LA METHODE « DES COÛTS CACHES »
Michèle THEPENIER 14 juin 2024
HISTOIRE DE LA METHODE DES COÛTS CACHES
L’origine de la méthode :
Henri SAVALL, économiste et professeur de sciences de gestion a créé « l’institut de socio-économie des entreprises et des organisations » ISEOR en 1976 avec Véronique ZARDET. L’ISEOR est un centre de recherche qui étudie les pratiques de management socio-économiques et leurs conséquences sur les enjeux sociaux, environnementaux et économiques dans la gestion des organisations.
Dès 1976, ce professeur émérite parmi les plus influents en management, dans un monde en profonde mutation a décrit les pratiques exemplaires de conciliation entre performance économique, sociale, sociétale et environnementale.
D’autres démarches et concepts sont apparus et complètent ce qui va devenir la méthode des coûts cachés ou de non-performance.
–Dans les années 1950, une nouvelle notion, la RSE « Responsabilité Sociétale des Entreprises », est apparue dans les débats sur la place de l’entreprise dans la société. Cette démarche RSE contraint les entreprises à traiter et à aménager une large gamme de sujets allant de l’éthique des affaires, au respect de l’environnement et au bien-être des employés.
La RSE est l’intégration volontaire des préoccupations sociales et environnementales aux activités des entreprises.
Les critères de la RSE mettent en évidence les éléments dédiés au bien-être des employés.
–Dans les années 2000, le concept de capital humain, (ou potentiel humain) fait son apparition et fait l’objet d’analyses et de préconisations malgré son caractère immatériel. Le capital humain représente l’ensemble des compétences, qualifications et connaissances qui facilite la création de bien- être personnel social et économique ;
Si les conditions sont réunies, le capital humain concoure à la création de valeur pour l’entreprise.

Éléments de données

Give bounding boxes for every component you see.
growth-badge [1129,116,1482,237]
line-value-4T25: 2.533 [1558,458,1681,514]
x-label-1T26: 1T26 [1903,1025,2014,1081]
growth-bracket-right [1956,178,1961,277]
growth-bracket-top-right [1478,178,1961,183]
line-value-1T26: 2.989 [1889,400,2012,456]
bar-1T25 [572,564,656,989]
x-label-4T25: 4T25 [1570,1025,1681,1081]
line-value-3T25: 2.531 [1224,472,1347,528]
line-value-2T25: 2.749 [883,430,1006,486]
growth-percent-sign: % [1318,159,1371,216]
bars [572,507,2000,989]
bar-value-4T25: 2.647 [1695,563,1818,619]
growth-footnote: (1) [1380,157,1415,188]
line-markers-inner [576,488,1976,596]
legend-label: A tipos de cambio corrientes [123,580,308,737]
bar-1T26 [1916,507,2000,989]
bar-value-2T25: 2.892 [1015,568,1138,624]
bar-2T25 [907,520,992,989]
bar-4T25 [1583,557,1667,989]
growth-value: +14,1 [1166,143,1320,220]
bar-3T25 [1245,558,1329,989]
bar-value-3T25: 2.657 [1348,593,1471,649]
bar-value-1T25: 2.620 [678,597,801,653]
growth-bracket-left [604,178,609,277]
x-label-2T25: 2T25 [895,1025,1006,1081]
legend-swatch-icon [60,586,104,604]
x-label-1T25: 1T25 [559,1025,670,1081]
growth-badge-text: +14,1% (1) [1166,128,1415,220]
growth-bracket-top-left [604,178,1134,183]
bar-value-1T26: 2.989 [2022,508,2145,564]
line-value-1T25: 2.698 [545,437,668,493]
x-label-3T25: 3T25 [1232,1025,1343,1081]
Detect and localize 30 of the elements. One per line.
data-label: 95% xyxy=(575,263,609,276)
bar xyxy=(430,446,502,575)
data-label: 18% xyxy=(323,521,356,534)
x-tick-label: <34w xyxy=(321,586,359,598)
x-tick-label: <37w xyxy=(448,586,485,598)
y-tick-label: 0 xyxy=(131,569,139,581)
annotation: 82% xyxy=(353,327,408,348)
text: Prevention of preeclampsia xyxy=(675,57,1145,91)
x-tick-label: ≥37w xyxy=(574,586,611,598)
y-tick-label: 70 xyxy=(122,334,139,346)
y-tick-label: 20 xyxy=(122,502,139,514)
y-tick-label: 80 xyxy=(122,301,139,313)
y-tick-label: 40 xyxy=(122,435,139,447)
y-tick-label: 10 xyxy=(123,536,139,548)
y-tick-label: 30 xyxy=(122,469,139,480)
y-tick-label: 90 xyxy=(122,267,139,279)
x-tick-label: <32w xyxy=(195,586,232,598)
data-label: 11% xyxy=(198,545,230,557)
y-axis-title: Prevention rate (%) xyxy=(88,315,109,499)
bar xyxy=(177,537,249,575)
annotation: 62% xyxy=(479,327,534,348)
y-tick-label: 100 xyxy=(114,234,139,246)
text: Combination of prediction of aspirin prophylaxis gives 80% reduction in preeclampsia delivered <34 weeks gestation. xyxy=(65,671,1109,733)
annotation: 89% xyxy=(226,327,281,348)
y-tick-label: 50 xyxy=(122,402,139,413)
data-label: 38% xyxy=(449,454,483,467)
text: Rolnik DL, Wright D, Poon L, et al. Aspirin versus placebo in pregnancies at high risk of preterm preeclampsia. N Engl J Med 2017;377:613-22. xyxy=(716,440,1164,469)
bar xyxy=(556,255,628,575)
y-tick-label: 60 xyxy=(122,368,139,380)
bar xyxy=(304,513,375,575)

* Travail à faire *
[A] Selon le texte sur la méthode des coûts cachés, en quelle année et avec qui Henri Savall a-t-il fondé l'ISEOR ?
[B] Prolongez le texte sur la méthode des coûts cachés en reprenant juste après sa dernière phrase.

* Liste des réponses *
[A] En 1976, avec Véronique Zardet.

[B]
–H. Savall a proposé de s’intéresser aux conséquences des dysfonctionnements managériaux sur ce capital humain : les mauvaises décisions prises par le management impactent fortement l’organisation humaine de tous les services de l’entreprise au détriment de la valeur ajoutée.
Ces dysfonctionnements managériaux entrainent des manquements, des perturbations, donc des pertes de productivité et d’efficience sur les processus de production.
Ces pertes sur la valeur ajoutée ne sont pas directement imputées sur un compte comptable classique, et ne sont donc pas visibles immédiatement : ce sont bien des coûts cachés.
Bien que ces coûts cachés ou « coûts de non-performance « ne soient pas identifiés en tant que tels dans les comptes comptables, ils affectent le résultat de l’entreprise.
La lecture des livres comptables par processus n’est donc pas complète : H Savall définissait la valeur ajoutée comme la variation des quantités de capital allouées et des quantités de travail, mais le bouclage n’est jamais réalisé, une ou plusieurs variables l’en empêche.
Ces variables ont été identifiées comme étant des coûts de non-performance, des coûts cachés.
Dès lors, il convient d’examiner et d’auditer avec des valeurs métriques les processus managériaux ainsi que les processus industriels (en tenant compte de certains coûts managériaux qui affectent directement les processus industriels)
Il est donc nécessaire d’investiguer l’impact des dysfonctionnements sur la Valeur Ajoutée dans les deux grands processus de l’entreprise :
- Les processus managériaux
- Les processus de production
1-Les coûts cachés induits par les désagréments et défauts des processus managériaux
Dès 1974, le contrôle de gestion conciliant l’économique et le social a donc permis d’établir un premier postulat : la performance managériale de l’entreprise impacte la performance opérationnelle de l’entreprise.
La performance managériale dépend entre autres, de la performance économique mais aussi de la satisfaction des employés.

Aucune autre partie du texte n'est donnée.